— Begin Source extract —

TEEM Photonics 266 nm microchip laser
A teardown of a TEEM Photonics 266 nm microchip laser: a compact, passively Q-switched, deep-UV source producing sub-nanosecond pulses. The interesting part is how something this small forms a clean, single-transverse-mode beam.

The microchip
This is a passively Q-switched (saturable-absorber) microchip laser. The heart of it is a chip only about 1 mm³, roughly 1 mm on each edge: a highly-doped Nd:YVO₄ gain crystal bonded to a Cr⁴⁺:YAG saturable absorber, which acts as the passive Q-switch. That combination produces about 500 ps pulses at the 1064 nm fundamental.

What makes it work is the cavity. Other than the crystal faces it is a plane-parallel (flat-flat) Fabry-Pérot resonator, which on paper is unstable. A stable TEM₀₀ mode forms anyway, purely from the thermal lens in the pumped crystal together with the strong GRIN-focused pump: together they provide the guiding that stabilizes the fundamental transverse mode. No curved mirror required.

— End Source extract —
— Begin Recorded information —

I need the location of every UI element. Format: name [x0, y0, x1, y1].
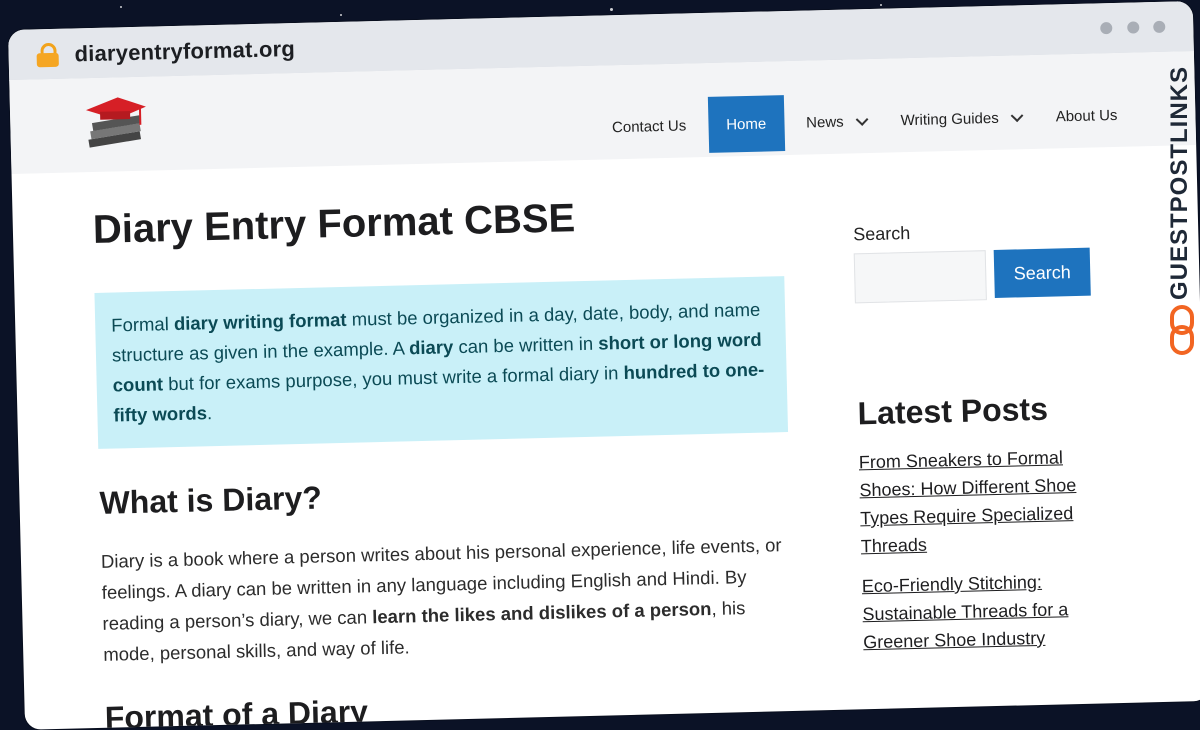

— End Recorded information —

## [Aim of the task]
Print the teardown of the 266 nm microchip laser word for word, from start to finish. Answer from the teardown text alone.

## [The answer]
TEEM Photonics 266 nm microchip laser
A teardown of a TEEM Photonics 266 nm microchip laser: a compact, passively Q-switched, deep-UV source producing sub-nanosecond pulses. The interesting part is how something this small forms a clean, single-transverse-mode beam.

The microchip
This is a passively Q-switched (saturable-absorber) microchip laser. The heart of it is a chip only about 1 mm³, roughly 1 mm on each edge: a highly-doped Nd:YVO₄ gain crystal bonded to a Cr⁴⁺:YAG saturable absorber, which acts as the passive Q-switch. That combination produces about 500 ps pulses at the 1064 nm fundamental.

What makes it work is the cavity. Other than the crystal faces it is a plane-parallel (flat-flat) Fabry-Pérot resonator, which on paper is unstable. A stable TEM₀₀ mode forms anyway, purely from the thermal lens in the pumped crystal together with the strong GRIN-focused pump: together they provide the guiding that stabilizes the fundamental transverse mode. No curved mirror required.